# Start of EXCERPT
Common misconceptions or difficulties students may have:
Common difficulties students may encounter come in understanding the context of the time. To help aid this and enable students to gain a better understanding of the context of the time, students need to know that Europe was made up of small independent squabbling states and was not as centralised as it has been since the turn of the century. Communication was poor and knowledge of the world was limited and due to this, concepts such as nationalism, religious freedom, and equality were almost non-existent. Scandinavia was far more progressive, in so far as, women enjoyed grater freedoms compared to their European counterparts and Viking society had an established and widespread autonomous class known as Yarls (similar to yeoman of the later middle ages). However, this class was hierarchical and had slaves and serfs as well as elites in its function. Students will need to recognise that loyalties lay with those in the local community and to the chieftain as opposed to any notion of country and nation. Moreover, because religion was not centralised and had no influence over political decisions on the scale that Christianity did on western powers, there was also no constricting loyalty to organised religion. Therefore, students cannot really use much of the prior knowledge of medieval Europe to help them to understand Viking society.
Conceptual links to other areas of the specification – useful ways to approach this topic to set students up for topics later in the course:
Due to the period being so unique in history students won’t directly have any historical backdrop from which to reference. However, their knowledge of second order historical concepts and enquiry skills should come into developing and understanding and aid the learning within the classroom. A wealth of excellent resources is available online which can be used for prior reading; documentaries on sites such as YouTube are also helpful. These can be adopted and adapted according to the pace of the course.
Thinking Contextually
Overview
Scheme of work: Unit Y302
Viking Society
This page introduces students to the main concepts of Viking society. Sub-groups of society could be mind-mapped and students could think of a statement to best sum up the society. From this a “how far” question could be constructed. This could be peer assessed.
# End of EXCERPT
# Start of DATASET EXCERPTS
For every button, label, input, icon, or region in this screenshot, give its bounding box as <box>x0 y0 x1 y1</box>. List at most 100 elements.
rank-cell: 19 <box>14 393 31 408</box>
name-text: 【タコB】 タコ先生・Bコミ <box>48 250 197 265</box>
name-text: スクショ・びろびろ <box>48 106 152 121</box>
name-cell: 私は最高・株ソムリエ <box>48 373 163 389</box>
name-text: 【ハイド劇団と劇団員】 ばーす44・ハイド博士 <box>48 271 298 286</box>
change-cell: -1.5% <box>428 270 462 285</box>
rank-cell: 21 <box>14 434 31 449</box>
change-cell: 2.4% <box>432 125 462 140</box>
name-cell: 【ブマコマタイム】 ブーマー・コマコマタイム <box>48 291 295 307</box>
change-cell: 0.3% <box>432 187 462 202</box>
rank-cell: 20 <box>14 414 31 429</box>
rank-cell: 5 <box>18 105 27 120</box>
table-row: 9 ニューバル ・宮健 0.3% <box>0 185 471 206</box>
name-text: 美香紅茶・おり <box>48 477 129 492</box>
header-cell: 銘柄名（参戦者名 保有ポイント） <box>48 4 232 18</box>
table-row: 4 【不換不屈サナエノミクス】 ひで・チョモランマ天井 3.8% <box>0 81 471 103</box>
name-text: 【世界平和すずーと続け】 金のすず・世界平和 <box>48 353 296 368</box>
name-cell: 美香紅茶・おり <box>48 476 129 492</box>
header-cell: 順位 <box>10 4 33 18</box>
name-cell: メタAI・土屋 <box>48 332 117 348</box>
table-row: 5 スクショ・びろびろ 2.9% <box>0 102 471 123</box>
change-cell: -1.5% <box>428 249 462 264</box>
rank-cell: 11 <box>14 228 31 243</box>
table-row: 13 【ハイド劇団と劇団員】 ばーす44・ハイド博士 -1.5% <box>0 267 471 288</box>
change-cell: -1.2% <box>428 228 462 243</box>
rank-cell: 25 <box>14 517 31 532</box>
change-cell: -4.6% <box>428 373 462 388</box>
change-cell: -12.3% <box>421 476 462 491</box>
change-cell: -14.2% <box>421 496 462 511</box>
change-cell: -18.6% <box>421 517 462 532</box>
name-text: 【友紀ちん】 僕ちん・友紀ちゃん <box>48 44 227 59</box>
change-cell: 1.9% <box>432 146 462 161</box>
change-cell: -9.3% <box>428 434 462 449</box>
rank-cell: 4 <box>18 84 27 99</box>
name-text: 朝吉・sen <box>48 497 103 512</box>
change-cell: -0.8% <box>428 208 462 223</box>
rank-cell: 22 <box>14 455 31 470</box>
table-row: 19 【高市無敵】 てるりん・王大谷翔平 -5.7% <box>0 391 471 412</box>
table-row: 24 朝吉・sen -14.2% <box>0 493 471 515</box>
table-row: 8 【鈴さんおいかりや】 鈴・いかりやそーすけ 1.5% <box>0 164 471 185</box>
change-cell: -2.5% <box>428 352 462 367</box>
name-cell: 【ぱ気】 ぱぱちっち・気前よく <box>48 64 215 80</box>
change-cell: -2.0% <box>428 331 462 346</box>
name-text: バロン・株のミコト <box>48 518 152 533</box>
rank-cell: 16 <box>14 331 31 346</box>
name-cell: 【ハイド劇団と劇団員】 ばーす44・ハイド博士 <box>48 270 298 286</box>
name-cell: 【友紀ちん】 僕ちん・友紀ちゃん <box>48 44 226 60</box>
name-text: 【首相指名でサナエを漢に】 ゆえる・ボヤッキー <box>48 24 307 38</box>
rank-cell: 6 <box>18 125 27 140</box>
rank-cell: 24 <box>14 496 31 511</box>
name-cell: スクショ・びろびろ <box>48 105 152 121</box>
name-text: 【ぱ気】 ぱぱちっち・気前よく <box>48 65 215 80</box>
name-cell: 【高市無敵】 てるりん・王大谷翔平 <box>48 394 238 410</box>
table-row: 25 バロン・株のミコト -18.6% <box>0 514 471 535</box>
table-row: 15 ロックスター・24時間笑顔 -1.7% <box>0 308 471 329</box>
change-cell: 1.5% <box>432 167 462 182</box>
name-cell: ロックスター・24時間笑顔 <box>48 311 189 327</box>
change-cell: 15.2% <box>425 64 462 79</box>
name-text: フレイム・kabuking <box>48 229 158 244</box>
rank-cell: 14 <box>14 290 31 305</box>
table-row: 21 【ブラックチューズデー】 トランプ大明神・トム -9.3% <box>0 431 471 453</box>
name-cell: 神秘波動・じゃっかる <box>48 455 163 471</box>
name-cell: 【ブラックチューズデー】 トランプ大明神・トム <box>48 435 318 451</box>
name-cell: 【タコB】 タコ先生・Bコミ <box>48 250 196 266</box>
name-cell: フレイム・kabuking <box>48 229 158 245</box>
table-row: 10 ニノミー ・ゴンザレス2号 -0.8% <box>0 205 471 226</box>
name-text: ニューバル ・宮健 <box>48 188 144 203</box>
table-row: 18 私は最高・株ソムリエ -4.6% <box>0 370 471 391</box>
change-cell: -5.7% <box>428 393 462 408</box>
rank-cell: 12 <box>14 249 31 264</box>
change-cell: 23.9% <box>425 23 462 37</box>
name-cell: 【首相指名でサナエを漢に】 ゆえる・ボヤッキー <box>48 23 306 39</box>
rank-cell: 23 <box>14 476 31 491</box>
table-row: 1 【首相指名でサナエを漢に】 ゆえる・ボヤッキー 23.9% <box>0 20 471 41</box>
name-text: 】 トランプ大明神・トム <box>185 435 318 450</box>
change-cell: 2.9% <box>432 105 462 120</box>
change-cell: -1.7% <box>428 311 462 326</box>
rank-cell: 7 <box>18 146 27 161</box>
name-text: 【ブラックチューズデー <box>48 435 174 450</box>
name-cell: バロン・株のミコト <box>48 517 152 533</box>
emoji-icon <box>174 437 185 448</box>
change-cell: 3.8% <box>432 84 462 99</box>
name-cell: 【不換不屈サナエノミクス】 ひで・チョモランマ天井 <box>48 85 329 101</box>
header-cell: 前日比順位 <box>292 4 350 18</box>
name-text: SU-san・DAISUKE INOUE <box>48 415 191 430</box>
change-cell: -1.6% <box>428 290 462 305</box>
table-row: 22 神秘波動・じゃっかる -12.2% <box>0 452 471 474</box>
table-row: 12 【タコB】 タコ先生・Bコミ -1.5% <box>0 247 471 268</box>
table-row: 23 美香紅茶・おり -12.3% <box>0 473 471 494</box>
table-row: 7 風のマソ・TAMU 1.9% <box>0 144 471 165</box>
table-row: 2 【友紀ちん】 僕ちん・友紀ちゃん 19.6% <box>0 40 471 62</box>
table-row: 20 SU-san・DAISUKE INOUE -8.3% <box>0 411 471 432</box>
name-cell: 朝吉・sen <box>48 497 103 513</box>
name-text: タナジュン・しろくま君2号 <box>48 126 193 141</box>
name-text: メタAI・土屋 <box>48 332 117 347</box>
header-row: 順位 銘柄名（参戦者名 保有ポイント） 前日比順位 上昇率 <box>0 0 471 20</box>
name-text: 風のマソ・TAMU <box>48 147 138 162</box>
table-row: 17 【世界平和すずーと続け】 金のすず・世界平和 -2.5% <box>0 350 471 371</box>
# End of DATASET EXCERPTS
> **DIRECTIONS FOR THIS TASK**
In the Viking society teaching notes, what name is given to the widespread autonomous class in Viking society?

> **WORKED SOLUTION**
Yarls, a class similar to the yeoman of the later Middle Ages.